Data entries for graphics:
==========

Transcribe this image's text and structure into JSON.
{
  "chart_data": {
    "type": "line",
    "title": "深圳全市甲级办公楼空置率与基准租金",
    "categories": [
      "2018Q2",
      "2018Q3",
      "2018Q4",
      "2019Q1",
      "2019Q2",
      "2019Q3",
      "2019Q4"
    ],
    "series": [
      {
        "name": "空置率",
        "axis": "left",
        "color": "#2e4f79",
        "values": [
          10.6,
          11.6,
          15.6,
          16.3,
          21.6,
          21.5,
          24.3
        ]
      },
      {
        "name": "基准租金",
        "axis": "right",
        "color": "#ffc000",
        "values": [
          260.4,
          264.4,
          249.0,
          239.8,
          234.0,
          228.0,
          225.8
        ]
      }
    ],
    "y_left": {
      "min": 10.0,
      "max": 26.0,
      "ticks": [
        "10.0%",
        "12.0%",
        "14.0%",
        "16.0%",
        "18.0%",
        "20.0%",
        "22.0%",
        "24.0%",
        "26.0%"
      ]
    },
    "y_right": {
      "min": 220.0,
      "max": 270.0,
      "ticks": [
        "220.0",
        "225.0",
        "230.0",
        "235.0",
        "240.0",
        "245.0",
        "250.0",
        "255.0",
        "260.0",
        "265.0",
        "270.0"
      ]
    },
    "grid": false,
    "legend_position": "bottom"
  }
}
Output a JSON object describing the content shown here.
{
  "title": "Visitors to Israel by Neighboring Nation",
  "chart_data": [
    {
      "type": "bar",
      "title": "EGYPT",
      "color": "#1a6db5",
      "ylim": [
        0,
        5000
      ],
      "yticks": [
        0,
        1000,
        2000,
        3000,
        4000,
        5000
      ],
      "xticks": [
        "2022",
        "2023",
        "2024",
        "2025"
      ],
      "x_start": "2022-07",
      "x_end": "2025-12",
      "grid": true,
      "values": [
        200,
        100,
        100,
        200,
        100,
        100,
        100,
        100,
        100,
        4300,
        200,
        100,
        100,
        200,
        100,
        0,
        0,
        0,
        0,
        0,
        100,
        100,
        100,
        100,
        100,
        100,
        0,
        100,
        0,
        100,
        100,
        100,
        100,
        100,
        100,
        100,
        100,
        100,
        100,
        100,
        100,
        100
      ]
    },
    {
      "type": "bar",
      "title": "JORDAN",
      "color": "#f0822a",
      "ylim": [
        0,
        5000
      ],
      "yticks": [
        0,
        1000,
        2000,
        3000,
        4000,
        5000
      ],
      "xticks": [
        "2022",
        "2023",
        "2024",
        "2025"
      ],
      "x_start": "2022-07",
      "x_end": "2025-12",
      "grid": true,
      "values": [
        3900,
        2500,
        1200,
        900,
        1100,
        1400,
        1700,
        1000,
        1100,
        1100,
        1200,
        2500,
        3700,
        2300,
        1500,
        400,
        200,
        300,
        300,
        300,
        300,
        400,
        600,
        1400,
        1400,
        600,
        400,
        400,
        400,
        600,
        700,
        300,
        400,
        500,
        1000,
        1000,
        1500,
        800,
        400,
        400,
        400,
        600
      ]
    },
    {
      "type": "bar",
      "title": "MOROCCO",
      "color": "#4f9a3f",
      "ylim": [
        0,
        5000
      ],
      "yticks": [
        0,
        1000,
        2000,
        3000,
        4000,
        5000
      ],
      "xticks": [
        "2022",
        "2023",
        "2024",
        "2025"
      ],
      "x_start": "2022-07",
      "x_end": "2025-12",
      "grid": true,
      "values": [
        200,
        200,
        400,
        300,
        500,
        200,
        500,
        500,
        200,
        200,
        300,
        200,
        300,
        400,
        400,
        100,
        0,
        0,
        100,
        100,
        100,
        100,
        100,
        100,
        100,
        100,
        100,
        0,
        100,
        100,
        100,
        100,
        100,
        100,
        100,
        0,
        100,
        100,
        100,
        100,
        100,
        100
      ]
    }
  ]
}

==========

What is expected: Extract all of the data shown above without alteration.

Final result:
Transcribe this image's text and structure into JSON.
{
  "chart_data": {
    "type": "line",
    "title": "深圳全市甲级办公楼空置率与基准租金",
    "categories": [
      "2018Q2",
      "2018Q3",
      "2018Q4",
      "2019Q1",
      "2019Q2",
      "2019Q3",
      "2019Q4"
    ],
    "series": [
      {
        "name": "空置率",
        "axis": "left",
        "color": "#2e4f79",
        "values": [
          10.6,
          11.6,
          15.6,
          16.3,
          21.6,
          21.5,
          24.3
        ]
      },
      {
        "name": "基准租金",
        "axis": "right",
        "color": "#ffc000",
        "values": [
          260.4,
          264.4,
          249.0,
          239.8,
          234.0,
          228.0,
          225.8
        ]
      }
    ],
    "y_left": {
      "min": 10.0,
      "max": 26.0,
      "ticks": [
        "10.0%",
        "12.0%",
        "14.0%",
        "16.0%",
        "18.0%",
        "20.0%",
        "22.0%",
        "24.0%",
        "26.0%"
      ]
    },
    "y_right": {
      "min": 220.0,
      "max": 270.0,
      "ticks": [
        "220.0",
        "225.0",
        "230.0",
        "235.0",
        "240.0",
        "245.0",
        "250.0",
        "255.0",
        "260.0",
        "265.0",
        "270.0"
      ]
    },
    "grid": false,
    "legend_position": "bottom"
  }
}
Output a JSON object describing the content shown here.
{
  "title": "Visitors to Israel by Neighboring Nation",
  "chart_data": [
    {
      "type": "bar",
      "title": "EGYPT",
      "color": "#1a6db5",
      "ylim": [
        0,
        5000
      ],
      "yticks": [
        0,
        1000,
        2000,
        3000,
        4000,
        5000
      ],
      "xticks": [
        "2022",
        "2023",
        "2024",
        "2025"
      ],
      "x_start": "2022-07",
      "x_end": "2025-12",
      "grid": true,
      "values": [
        200,
        100,
        100,
        200,
        100,
        100,
        100,
        100,
        100,
        4300,
        200,
        100,
        100,
        200,
        100,
        0,
        0,
        0,
        0,
        0,
        100,
        100,
        100,
        100,
        100,
        100,
        0,
        100,
        0,
        100,
        100,
        100,
        100,
        100,
        100,
        100,
        100,
        100,
        100,
        100,
        100,
        100
      ]
    },
    {
      "type": "bar",
      "title": "JORDAN",
      "color": "#f0822a",
      "ylim": [
        0,
        5000
      ],
      "yticks": [
        0,
        1000,
        2000,
        3000,
        4000,
        5000
      ],
      "xticks": [
        "2022",
        "2023",
        "2024",
        "2025"
      ],
      "x_start": "2022-07",
      "x_end": "2025-12",
      "grid": true,
      "values": [
        3900,
        2500,
        1200,
        900,
        1100,
        1400,
        1700,
        1000,
        1100,
        1100,
        1200,
        2500,
        3700,
        2300,
        1500,
        400,
        200,
        300,
        300,
        300,
        300,
        400,
        600,
        1400,
        1400,
        600,
        400,
        400,
        400,
        600,
        700,
        300,
        400,
        500,
        1000,
        1000,
        1500,
        800,
        400,
        400,
        400,
        600
      ]
    },
    {
      "type": "bar",
      "title": "MOROCCO",
      "color": "#4f9a3f",
      "ylim": [
        0,
        5000
      ],
      "yticks": [
        0,
        1000,
        2000,
        3000,
        4000,
        5000
      ],
      "xticks": [
        "2022",
        "2023",
        "2024",
        "2025"
      ],
      "x_start": "2022-07",
      "x_end": "2025-12",
      "grid": true,
      "values": [
        200,
        200,
        400,
        300,
        500,
        200,
        500,
        500,
        200,
        200,
        300,
        200,
        300,
        400,
        400,
        100,
        0,
        0,
        100,
        100,
        100,
        100,
        100,
        100,
        100,
        100,
        100,
        0,
        100,
        100,
        100,
        100,
        100,
        100,
        100,
        0,
        100,
        100,
        100,
        100,
        100,
        100
      ]
    }
  ]
}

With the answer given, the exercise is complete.